● **Try it**
Summarize the excerpt on imaging α7 nAChR in the brain in two sentences.

● **Excerpted text**
3.4. Imaging of α7 nAChR in the Brain

Given the role of α7 nAChR in the pathogenesis of AD, it is of great interest to study α7 nAChR in the living human brain using PET/SPECT. Much effort has been devoted to visualize α7 nAChR in the brain by PET/SPECT, but the development of a radioligand that depicts α7 nAChR specifically has been problematic due to its relatively low amount in the brain [105108]. Generally, α-bungarotoxin and MLA are well known as specific α7 nAChR antagonists. However, due to their large molecular weights, they have difficulty passing through the blood-brain barrier which makes them unfavorable for radioligands [109111]. Consequently, a number of radioligands for α7 nAChR are being developed and evaluated as PET/SPECT radioligand. However, all radioligands except [11C]CHIBA-1001 were unsuccessful [112].

● **Source information**
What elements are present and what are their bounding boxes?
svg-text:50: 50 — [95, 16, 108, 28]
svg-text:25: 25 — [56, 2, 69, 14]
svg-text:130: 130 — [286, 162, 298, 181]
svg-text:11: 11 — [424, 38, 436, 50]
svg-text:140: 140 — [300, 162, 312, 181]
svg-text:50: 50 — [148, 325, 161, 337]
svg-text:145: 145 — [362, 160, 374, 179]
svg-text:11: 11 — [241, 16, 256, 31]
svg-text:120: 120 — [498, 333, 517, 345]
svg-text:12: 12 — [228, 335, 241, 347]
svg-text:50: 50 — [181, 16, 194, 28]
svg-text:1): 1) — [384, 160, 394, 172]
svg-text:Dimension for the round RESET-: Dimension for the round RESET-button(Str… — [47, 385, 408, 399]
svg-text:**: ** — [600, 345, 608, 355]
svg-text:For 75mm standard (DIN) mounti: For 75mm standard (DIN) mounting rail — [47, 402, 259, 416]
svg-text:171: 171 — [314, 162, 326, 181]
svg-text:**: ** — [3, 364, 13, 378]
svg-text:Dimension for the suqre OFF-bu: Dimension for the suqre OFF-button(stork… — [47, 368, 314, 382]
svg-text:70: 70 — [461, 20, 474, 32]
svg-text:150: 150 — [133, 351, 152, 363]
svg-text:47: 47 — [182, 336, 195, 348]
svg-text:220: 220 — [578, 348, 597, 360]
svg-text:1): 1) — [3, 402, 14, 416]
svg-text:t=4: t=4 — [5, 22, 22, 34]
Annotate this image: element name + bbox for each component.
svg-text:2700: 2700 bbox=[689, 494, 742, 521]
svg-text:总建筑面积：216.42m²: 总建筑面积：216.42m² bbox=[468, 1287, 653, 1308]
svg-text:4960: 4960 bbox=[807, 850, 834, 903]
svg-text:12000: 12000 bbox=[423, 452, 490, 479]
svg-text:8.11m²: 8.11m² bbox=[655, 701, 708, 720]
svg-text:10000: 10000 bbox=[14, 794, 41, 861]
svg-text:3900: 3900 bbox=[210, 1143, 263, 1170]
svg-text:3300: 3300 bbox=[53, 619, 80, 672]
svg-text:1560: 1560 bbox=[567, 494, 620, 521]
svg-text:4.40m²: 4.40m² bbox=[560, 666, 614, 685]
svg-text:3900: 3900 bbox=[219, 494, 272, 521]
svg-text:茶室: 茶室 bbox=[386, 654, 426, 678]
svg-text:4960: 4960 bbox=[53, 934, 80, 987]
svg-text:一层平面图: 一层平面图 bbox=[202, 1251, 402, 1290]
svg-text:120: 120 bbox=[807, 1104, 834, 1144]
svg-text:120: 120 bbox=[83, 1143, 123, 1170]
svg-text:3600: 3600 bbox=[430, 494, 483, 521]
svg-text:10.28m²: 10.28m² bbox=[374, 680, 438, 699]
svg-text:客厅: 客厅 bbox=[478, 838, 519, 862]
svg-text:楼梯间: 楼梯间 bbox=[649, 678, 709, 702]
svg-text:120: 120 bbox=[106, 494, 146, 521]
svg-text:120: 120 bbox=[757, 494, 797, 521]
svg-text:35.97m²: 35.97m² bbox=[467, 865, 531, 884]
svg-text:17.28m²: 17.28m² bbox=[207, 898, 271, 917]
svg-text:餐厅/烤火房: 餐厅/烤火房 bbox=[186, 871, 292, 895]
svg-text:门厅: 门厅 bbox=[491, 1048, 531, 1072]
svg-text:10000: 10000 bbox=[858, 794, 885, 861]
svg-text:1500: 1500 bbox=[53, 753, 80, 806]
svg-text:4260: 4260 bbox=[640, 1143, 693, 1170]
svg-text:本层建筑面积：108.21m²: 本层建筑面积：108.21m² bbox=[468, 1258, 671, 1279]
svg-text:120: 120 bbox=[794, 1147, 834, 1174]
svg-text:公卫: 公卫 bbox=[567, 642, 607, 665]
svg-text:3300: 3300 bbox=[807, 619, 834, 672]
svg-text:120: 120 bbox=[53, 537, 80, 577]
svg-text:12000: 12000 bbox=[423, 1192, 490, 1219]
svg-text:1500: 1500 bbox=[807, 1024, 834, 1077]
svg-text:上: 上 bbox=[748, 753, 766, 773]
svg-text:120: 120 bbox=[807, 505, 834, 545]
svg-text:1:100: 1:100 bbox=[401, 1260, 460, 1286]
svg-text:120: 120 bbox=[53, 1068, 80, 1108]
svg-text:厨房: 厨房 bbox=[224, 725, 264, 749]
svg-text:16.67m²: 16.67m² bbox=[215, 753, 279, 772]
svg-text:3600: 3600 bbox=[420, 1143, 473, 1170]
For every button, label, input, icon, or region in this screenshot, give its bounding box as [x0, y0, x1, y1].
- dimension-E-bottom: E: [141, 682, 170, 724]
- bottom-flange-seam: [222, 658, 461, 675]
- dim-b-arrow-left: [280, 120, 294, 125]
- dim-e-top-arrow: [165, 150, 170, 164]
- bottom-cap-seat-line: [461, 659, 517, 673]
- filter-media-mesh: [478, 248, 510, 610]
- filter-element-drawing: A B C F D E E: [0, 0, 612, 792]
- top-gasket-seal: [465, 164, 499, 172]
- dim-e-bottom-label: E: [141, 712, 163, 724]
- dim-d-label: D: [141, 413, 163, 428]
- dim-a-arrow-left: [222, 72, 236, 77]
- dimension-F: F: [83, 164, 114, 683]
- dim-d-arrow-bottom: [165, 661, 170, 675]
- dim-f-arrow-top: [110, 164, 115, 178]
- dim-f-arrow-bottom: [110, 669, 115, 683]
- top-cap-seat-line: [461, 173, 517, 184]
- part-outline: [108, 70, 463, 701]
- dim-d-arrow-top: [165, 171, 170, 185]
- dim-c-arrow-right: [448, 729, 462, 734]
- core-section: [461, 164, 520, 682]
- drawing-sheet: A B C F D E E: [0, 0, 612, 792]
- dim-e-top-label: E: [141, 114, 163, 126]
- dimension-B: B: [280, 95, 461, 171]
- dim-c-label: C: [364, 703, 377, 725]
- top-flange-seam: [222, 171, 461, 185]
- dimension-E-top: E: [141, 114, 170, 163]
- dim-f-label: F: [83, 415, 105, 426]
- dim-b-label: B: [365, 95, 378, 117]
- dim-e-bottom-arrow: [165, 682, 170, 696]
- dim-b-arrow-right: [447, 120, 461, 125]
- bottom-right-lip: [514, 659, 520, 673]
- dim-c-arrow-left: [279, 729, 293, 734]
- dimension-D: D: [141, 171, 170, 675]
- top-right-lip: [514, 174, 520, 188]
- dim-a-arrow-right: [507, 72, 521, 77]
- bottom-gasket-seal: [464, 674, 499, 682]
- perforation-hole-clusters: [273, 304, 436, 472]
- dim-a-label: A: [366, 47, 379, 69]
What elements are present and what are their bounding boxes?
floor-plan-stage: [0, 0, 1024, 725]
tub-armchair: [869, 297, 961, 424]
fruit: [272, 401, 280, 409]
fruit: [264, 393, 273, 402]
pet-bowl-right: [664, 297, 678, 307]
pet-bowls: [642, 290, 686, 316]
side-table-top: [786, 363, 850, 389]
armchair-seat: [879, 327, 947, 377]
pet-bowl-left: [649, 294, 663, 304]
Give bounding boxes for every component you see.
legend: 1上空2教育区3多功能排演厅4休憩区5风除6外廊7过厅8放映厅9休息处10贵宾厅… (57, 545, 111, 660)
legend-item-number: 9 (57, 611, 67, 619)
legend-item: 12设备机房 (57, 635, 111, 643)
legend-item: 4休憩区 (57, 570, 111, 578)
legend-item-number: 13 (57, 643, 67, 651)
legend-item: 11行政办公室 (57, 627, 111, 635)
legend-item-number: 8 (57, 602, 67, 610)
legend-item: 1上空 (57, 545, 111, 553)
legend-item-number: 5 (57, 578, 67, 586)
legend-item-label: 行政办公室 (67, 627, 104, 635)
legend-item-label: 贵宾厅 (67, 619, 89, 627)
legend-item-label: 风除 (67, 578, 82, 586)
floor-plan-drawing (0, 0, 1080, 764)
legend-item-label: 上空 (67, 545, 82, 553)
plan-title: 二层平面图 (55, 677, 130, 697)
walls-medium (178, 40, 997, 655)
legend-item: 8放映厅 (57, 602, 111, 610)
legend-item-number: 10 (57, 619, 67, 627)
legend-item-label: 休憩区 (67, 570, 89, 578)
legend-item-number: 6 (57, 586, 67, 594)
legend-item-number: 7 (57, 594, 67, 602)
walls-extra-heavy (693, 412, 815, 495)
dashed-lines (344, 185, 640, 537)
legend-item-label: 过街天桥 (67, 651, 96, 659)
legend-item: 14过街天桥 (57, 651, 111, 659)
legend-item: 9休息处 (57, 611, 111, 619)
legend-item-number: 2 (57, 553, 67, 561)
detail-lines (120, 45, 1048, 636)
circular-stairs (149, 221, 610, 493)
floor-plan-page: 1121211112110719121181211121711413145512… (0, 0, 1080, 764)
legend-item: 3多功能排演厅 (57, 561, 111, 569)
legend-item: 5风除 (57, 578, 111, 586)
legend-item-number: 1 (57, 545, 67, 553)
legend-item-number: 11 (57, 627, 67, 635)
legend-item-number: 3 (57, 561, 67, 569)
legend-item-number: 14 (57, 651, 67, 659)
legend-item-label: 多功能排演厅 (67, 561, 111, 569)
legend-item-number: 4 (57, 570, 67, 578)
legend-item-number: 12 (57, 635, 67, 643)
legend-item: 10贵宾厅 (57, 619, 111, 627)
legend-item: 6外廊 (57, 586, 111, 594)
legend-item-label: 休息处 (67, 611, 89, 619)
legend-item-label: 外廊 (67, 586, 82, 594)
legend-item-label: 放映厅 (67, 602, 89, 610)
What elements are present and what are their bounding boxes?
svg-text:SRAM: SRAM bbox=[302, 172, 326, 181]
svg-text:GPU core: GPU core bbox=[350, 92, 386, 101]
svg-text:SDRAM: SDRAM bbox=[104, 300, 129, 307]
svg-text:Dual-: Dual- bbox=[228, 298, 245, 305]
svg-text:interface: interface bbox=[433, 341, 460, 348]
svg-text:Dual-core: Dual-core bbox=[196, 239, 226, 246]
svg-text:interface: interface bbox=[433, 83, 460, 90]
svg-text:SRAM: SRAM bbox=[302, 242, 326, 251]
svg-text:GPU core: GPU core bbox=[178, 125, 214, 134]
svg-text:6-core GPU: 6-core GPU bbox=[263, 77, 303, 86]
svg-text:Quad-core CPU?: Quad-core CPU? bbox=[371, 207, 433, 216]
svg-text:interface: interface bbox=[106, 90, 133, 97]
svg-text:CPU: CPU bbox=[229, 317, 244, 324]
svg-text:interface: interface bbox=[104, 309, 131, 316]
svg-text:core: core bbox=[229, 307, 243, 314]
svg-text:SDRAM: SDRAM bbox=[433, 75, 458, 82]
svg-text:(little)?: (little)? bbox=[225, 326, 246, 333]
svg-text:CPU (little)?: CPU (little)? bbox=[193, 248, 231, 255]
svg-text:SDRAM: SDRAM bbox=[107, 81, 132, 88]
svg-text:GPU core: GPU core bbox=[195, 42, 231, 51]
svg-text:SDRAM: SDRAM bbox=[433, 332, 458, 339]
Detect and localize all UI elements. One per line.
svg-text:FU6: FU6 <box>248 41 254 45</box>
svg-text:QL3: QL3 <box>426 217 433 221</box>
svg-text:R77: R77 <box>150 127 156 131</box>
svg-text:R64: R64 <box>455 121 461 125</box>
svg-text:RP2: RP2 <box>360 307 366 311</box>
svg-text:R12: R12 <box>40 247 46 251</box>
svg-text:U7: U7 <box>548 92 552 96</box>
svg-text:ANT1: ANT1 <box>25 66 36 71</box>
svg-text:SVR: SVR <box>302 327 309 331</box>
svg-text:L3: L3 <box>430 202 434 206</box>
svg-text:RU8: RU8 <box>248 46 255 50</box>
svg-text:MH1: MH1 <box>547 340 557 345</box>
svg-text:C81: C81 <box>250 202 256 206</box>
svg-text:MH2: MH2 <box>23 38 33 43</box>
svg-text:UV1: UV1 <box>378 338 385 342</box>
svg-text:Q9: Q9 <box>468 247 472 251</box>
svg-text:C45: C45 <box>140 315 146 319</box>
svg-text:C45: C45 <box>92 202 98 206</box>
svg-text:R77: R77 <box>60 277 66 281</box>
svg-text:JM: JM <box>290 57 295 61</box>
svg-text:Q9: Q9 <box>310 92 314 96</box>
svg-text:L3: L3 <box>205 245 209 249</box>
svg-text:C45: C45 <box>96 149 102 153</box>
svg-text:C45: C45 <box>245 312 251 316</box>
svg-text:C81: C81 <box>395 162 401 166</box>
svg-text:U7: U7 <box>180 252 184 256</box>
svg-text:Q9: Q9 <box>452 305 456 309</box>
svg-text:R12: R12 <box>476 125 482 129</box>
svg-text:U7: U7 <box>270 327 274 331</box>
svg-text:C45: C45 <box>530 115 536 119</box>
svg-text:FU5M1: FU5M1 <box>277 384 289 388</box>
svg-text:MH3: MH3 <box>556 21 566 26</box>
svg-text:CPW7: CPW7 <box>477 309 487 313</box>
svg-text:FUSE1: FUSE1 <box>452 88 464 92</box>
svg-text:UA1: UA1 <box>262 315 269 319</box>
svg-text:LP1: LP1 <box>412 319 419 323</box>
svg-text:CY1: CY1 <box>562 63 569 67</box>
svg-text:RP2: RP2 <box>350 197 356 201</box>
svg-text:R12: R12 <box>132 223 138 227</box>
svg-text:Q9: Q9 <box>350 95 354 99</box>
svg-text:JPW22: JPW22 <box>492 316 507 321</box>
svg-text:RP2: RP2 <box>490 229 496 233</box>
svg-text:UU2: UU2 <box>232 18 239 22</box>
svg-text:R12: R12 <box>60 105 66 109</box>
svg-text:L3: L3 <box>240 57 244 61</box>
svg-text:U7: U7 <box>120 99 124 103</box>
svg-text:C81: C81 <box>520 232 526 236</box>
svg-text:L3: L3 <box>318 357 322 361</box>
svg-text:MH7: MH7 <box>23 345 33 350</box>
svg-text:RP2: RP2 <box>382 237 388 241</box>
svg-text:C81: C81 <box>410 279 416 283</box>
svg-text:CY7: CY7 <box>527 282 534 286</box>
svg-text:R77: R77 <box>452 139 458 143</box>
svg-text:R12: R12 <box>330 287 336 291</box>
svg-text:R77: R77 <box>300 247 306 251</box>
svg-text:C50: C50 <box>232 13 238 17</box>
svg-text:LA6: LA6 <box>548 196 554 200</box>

● **Your solution**
Given the role of α7 nAChR in the pathogenesis of AD, studying it in the living human brain with PET/SPECT is of great interest, but developing a radioligand that depicts it specifically has been problematic because of its relatively low amount in the brain. The well-known specific antagonists α-bungarotoxin and MLA have difficulty passing through the blood-brain barrier because of their large molecular weights, and of the radioligands developed and evaluated since, all except [11C]CHIBA-1001 were unsuccessful.